### SET EXERCISE
Below are the records; copy each line in them that holds the word "raised".

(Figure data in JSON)

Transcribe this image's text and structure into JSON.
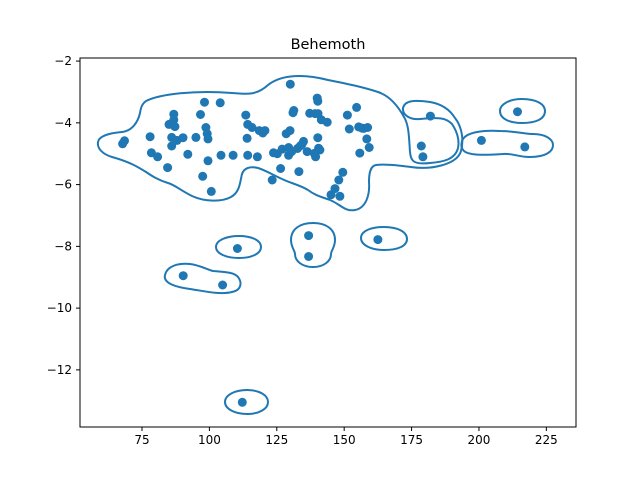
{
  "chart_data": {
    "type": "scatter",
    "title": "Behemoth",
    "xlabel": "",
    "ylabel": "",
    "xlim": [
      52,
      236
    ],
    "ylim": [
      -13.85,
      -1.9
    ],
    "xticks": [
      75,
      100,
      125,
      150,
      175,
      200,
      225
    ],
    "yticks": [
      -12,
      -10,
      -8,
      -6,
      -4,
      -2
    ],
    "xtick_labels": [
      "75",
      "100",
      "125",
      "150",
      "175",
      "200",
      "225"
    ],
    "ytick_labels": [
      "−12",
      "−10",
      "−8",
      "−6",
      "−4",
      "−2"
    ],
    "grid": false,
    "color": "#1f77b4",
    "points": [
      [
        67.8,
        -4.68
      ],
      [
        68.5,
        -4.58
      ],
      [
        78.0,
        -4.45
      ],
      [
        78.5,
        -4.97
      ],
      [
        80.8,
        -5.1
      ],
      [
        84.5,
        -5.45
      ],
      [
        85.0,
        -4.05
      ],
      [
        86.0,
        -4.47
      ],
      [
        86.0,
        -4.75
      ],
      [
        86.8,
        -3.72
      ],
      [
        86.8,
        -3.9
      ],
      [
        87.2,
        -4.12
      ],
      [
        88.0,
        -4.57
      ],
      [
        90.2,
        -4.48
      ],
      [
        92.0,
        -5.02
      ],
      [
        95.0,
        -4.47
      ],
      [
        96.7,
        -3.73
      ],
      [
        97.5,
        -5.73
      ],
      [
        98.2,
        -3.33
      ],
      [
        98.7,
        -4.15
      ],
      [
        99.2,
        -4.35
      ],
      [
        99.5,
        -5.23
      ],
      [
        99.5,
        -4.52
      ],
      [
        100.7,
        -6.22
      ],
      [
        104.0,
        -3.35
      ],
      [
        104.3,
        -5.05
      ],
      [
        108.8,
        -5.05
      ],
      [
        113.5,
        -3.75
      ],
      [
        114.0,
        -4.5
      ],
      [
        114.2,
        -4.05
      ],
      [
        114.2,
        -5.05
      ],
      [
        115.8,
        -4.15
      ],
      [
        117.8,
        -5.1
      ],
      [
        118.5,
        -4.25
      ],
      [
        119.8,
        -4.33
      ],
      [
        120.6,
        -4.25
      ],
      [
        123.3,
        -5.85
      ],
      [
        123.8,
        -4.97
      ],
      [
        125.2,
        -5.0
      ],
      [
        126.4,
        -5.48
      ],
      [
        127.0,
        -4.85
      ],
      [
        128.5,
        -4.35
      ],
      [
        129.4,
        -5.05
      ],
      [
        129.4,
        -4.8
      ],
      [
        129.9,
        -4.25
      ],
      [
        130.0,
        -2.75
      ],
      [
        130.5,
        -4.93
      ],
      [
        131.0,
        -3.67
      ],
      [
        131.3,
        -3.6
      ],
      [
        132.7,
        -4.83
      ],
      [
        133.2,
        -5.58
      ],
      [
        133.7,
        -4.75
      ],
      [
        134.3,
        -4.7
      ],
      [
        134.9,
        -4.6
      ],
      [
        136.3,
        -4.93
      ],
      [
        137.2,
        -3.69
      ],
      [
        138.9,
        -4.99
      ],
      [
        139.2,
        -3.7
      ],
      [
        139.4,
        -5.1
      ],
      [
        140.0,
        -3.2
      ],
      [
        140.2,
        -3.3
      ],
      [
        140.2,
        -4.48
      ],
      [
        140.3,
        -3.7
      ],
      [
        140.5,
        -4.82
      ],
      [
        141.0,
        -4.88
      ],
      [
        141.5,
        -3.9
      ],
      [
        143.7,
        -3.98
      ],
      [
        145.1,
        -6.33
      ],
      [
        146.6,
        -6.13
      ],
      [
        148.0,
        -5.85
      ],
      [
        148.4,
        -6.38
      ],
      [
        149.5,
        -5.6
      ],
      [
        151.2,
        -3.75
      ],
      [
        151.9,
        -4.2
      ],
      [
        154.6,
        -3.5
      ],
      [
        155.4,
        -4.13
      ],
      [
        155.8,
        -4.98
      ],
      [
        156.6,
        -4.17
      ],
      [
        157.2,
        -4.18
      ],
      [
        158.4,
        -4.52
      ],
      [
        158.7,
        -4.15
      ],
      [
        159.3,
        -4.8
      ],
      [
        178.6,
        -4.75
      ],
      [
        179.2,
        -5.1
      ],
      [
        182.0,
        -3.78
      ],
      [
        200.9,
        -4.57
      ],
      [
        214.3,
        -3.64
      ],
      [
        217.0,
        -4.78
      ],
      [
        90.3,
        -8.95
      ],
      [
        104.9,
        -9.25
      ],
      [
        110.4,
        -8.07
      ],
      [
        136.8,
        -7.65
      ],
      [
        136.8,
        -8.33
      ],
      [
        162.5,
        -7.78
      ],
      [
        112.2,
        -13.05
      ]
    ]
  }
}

==

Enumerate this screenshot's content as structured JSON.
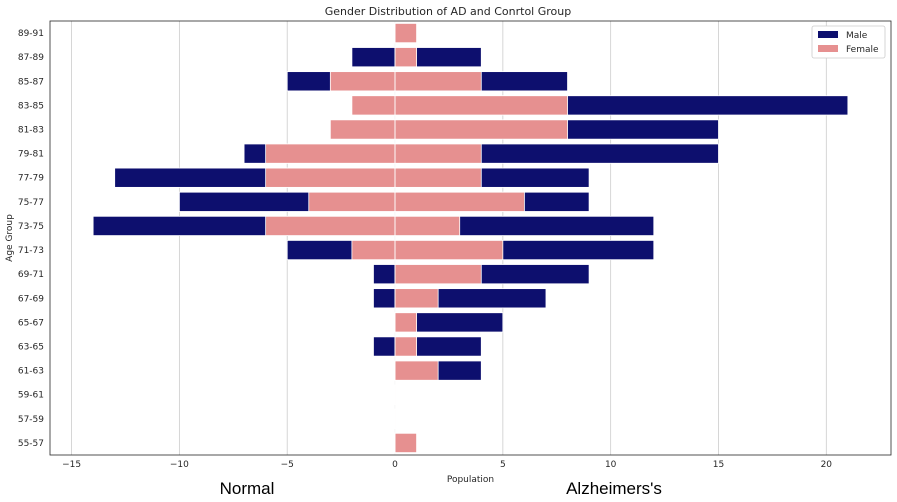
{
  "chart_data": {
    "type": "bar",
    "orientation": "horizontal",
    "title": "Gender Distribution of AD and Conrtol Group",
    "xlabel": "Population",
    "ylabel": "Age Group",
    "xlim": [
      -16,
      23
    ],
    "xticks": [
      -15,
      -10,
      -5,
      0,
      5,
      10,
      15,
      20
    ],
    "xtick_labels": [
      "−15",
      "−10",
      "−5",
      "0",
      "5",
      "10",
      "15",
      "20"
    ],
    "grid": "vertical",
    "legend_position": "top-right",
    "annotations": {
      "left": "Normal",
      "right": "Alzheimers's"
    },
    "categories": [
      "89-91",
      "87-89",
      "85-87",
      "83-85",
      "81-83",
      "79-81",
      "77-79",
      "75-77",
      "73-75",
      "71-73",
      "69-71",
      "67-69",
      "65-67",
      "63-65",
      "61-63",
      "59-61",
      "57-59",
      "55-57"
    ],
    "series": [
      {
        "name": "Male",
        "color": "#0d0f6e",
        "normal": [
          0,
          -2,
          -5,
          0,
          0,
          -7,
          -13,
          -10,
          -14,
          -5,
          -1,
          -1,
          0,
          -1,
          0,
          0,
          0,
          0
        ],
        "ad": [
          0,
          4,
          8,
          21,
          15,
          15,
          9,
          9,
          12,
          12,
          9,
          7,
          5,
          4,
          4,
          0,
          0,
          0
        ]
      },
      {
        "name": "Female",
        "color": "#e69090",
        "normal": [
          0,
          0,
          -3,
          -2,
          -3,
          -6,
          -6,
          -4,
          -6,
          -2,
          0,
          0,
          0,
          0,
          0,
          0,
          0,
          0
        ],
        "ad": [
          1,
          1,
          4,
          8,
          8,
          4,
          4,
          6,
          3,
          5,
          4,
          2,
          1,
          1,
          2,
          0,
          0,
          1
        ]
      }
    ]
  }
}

---

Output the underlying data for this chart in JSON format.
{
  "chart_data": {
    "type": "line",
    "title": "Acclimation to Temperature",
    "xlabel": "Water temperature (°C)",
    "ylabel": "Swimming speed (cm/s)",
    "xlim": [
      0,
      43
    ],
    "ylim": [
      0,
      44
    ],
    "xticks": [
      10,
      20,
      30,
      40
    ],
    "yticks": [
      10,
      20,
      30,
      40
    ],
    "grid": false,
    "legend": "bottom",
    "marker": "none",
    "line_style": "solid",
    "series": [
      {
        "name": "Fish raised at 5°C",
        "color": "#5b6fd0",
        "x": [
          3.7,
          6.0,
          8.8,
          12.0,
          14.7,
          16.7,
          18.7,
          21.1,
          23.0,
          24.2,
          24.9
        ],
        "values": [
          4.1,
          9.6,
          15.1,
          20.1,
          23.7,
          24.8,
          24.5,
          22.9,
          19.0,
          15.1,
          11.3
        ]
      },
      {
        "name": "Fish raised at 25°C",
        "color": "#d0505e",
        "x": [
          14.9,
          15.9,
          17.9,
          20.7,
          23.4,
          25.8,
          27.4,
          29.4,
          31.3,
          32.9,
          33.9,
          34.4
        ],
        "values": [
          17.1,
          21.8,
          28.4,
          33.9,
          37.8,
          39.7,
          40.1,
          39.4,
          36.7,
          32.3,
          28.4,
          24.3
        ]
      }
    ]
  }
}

### ANSWER TO THIS PROBLEM
        "name": "Fish raised at 5°C",
        "name": "Fish raised at 25°C",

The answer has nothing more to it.